Give the data below again, word for word.
——————————
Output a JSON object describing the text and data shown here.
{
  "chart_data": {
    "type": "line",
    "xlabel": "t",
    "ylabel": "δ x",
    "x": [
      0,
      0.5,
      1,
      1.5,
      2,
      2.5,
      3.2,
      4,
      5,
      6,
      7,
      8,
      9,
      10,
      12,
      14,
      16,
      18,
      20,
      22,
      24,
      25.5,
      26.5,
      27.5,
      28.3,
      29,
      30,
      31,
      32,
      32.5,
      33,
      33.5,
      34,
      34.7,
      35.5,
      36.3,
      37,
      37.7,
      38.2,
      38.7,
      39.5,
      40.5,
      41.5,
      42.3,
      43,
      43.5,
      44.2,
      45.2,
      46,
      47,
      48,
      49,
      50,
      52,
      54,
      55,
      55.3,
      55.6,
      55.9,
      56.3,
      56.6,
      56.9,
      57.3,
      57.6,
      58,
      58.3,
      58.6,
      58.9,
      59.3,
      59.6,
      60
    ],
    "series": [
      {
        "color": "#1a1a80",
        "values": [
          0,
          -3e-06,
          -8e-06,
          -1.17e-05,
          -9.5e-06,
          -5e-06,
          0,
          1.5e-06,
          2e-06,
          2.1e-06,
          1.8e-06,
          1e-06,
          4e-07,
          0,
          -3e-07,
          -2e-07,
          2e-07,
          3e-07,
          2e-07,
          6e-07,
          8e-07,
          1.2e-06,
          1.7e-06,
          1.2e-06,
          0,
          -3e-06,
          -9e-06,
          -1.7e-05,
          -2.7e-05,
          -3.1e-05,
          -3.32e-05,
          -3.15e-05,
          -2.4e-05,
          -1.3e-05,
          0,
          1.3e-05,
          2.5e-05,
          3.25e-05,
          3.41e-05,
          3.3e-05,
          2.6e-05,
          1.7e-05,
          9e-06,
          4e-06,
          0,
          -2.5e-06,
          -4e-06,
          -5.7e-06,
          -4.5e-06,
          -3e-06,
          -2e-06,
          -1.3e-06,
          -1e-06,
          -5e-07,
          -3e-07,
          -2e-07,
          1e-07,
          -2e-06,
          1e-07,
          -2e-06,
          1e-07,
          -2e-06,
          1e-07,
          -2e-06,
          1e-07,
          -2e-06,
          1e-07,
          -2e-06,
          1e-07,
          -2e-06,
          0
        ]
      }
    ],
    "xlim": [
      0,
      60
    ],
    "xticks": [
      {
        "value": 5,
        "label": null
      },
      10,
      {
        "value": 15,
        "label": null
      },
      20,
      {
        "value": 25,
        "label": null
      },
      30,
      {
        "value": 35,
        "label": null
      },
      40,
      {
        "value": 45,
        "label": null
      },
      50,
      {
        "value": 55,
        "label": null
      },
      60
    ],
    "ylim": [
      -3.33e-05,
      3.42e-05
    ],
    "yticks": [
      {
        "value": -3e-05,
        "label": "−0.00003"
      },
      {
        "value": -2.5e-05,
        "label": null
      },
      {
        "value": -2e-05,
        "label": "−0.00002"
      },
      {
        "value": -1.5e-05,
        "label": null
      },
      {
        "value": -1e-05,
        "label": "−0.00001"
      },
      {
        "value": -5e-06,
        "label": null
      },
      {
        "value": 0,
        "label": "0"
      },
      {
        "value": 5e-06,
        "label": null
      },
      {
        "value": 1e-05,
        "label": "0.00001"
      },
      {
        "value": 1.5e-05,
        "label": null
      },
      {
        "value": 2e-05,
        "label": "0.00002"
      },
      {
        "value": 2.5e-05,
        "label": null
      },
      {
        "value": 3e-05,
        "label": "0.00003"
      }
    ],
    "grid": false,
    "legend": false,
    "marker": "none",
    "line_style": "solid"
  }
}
——————————
• **COMPLETE OUTPUT**
Output a JSON object describing the text and data shown here.
{
  "chart_data": {
    "type": "line",
    "xlabel": "t",
    "ylabel": "δ x",
    "x": [
      0,
      0.5,
      1,
      1.5,
      2,
      2.5,
      3.2,
      4,
      5,
      6,
      7,
      8,
      9,
      10,
      12,
      14,
      16,
      18,
      20,
      22,
      24,
      25.5,
      26.5,
      27.5,
      28.3,
      29,
      30,
      31,
      32,
      32.5,
      33,
      33.5,
      34,
      34.7,
      35.5,
      36.3,
      37,
      37.7,
      38.2,
      38.7,
      39.5,
      40.5,
      41.5,
      42.3,
      43,
      43.5,
      44.2,
      45.2,
      46,
      47,
      48,
      49,
      50,
      52,
      54,
      55,
      55.3,
      55.6,
      55.9,
      56.3,
      56.6,
      56.9,
      57.3,
      57.6,
      58,
      58.3,
      58.6,
      58.9,
      59.3,
      59.6,
      60
    ],
    "series": [
      {
        "color": "#1a1a80",
        "values": [
          0,
          -3e-06,
          -8e-06,
          -1.17e-05,
          -9.5e-06,
          -5e-06,
          0,
          1.5e-06,
          2e-06,
          2.1e-06,
          1.8e-06,
          1e-06,
          4e-07,
          0,
          -3e-07,
          -2e-07,
          2e-07,
          3e-07,
          2e-07,
          6e-07,
          8e-07,
          1.2e-06,
          1.7e-06,
          1.2e-06,
          0,
          -3e-06,
          -9e-06,
          -1.7e-05,
          -2.7e-05,
          -3.1e-05,
          -3.32e-05,
          -3.15e-05,
          -2.4e-05,
          -1.3e-05,
          0,
          1.3e-05,
          2.5e-05,
          3.25e-05,
          3.41e-05,
          3.3e-05,
          2.6e-05,
          1.7e-05,
          9e-06,
          4e-06,
          0,
          -2.5e-06,
          -4e-06,
          -5.7e-06,
          -4.5e-06,
          -3e-06,
          -2e-06,
          -1.3e-06,
          -1e-06,
          -5e-07,
          -3e-07,
          -2e-07,
          1e-07,
          -2e-06,
          1e-07,
          -2e-06,
          1e-07,
          -2e-06,
          1e-07,
          -2e-06,
          1e-07,
          -2e-06,
          1e-07,
          -2e-06,
          1e-07,
          -2e-06,
          0
        ]
      }
    ],
    "xlim": [
      0,
      60
    ],
    "xticks": [
      {
        "value": 5,
        "label": null
      },
      10,
      {
        "value": 15,
        "label": null
      },
      20,
      {
        "value": 25,
        "label": null
      },
      30,
      {
        "value": 35,
        "label": null
      },
      40,
      {
        "value": 45,
        "label": null
      },
      50,
      {
        "value": 55,
        "label": null
      },
      60
    ],
    "ylim": [
      -3.33e-05,
      3.42e-05
    ],
    "yticks": [
      {
        "value": -3e-05,
        "label": "−0.00003"
      },
      {
        "value": -2.5e-05,
        "label": null
      },
      {
        "value": -2e-05,
        "label": "−0.00002"
      },
      {
        "value": -1.5e-05,
        "label": null
      },
      {
        "value": -1e-05,
        "label": "−0.00001"
      },
      {
        "value": -5e-06,
        "label": null
      },
      {
        "value": 0,
        "label": "0"
      },
      {
        "value": 5e-06,
        "label": null
      },
      {
        "value": 1e-05,
        "label": "0.00001"
      },
      {
        "value": 1.5e-05,
        "label": null
      },
      {
        "value": 2e-05,
        "label": "0.00002"
      },
      {
        "value": 2.5e-05,
        "label": null
      },
      {
        "value": 3e-05,
        "label": "0.00003"
      }
    ],
    "grid": false,
    "legend": false,
    "marker": "none",
    "line_style": "solid"
  }
}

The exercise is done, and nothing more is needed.